*WHAT YOU HAVE TO DO*: Please retype the lines from the one holding "y-tick-label: 254.00 <box>36 444 67 456</box>" to the one holding "y-tick-label: 255.50 <box>36 228 67 240</box>", both included.

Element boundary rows
┌──
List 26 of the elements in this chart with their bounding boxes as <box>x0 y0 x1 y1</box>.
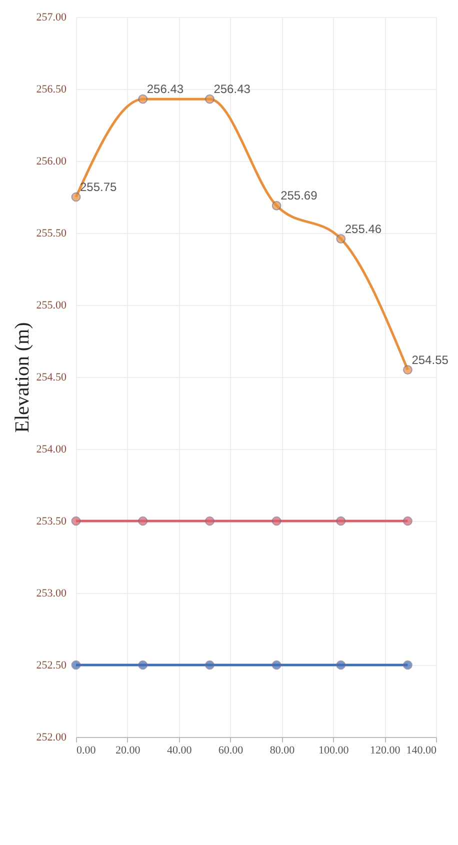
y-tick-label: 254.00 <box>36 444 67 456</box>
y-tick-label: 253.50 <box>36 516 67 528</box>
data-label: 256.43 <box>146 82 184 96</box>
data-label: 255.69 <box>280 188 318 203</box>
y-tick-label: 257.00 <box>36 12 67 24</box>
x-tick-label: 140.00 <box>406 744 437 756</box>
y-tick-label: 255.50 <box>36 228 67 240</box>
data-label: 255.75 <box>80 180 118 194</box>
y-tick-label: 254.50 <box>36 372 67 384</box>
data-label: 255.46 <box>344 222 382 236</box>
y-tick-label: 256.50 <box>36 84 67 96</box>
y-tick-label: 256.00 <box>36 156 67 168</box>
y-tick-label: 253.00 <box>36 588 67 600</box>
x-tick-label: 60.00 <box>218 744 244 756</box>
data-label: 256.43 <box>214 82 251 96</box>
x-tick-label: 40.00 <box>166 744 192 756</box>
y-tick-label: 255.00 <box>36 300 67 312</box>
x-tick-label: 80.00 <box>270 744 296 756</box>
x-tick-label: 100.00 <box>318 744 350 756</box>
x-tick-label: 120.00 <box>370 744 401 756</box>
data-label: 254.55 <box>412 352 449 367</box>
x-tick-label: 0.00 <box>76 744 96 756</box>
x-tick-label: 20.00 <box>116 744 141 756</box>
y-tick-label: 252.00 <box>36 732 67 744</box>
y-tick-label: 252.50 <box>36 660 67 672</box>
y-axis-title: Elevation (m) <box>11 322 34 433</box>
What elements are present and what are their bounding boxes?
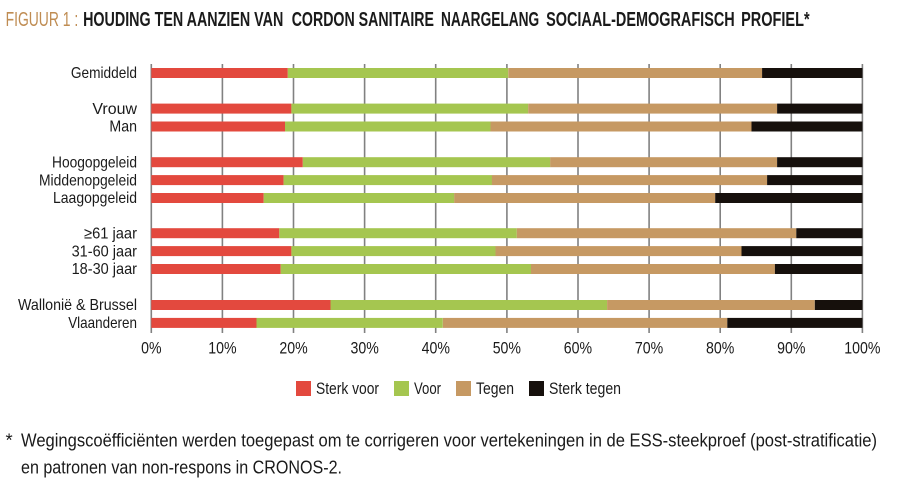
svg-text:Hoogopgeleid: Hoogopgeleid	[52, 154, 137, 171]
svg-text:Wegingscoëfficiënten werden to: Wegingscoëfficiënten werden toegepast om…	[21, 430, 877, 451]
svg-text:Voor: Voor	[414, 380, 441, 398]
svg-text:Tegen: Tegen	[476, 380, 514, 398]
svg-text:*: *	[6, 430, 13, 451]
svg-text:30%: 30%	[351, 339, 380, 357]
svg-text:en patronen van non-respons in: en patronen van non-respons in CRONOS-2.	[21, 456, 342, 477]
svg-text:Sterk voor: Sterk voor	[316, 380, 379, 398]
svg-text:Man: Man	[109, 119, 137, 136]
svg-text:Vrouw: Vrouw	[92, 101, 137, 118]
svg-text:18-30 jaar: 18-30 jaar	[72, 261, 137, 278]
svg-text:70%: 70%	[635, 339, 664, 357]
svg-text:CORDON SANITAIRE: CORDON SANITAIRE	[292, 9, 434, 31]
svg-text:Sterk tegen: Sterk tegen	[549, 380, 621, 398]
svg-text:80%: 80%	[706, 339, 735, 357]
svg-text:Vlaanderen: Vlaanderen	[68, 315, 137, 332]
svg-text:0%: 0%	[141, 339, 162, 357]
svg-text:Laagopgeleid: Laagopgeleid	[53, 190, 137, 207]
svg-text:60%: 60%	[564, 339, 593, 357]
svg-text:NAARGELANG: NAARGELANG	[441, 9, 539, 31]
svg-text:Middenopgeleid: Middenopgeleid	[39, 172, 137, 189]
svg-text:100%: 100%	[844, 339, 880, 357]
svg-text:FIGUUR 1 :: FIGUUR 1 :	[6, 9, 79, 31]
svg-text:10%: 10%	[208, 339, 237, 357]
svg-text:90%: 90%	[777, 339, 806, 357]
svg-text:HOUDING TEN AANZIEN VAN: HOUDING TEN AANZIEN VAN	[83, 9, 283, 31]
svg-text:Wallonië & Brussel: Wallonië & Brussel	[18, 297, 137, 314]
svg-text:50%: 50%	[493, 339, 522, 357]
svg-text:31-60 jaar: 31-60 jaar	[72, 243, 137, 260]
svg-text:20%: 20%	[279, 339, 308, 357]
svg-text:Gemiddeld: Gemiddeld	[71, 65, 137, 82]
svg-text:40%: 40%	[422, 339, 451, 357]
└──
*FULL SOLUTION*:
y-tick-label: 254.00 <box>36 444 67 456</box>
y-tick-label: 253.50 <box>36 516 67 528</box>
data-label: 256.43 <box>146 82 184 96</box>
data-label: 255.69 <box>280 188 318 203</box>
y-tick-label: 257.00 <box>36 12 67 24</box>
x-tick-label: 140.00 <box>406 744 437 756</box>
y-tick-label: 255.50 <box>36 228 67 240</box>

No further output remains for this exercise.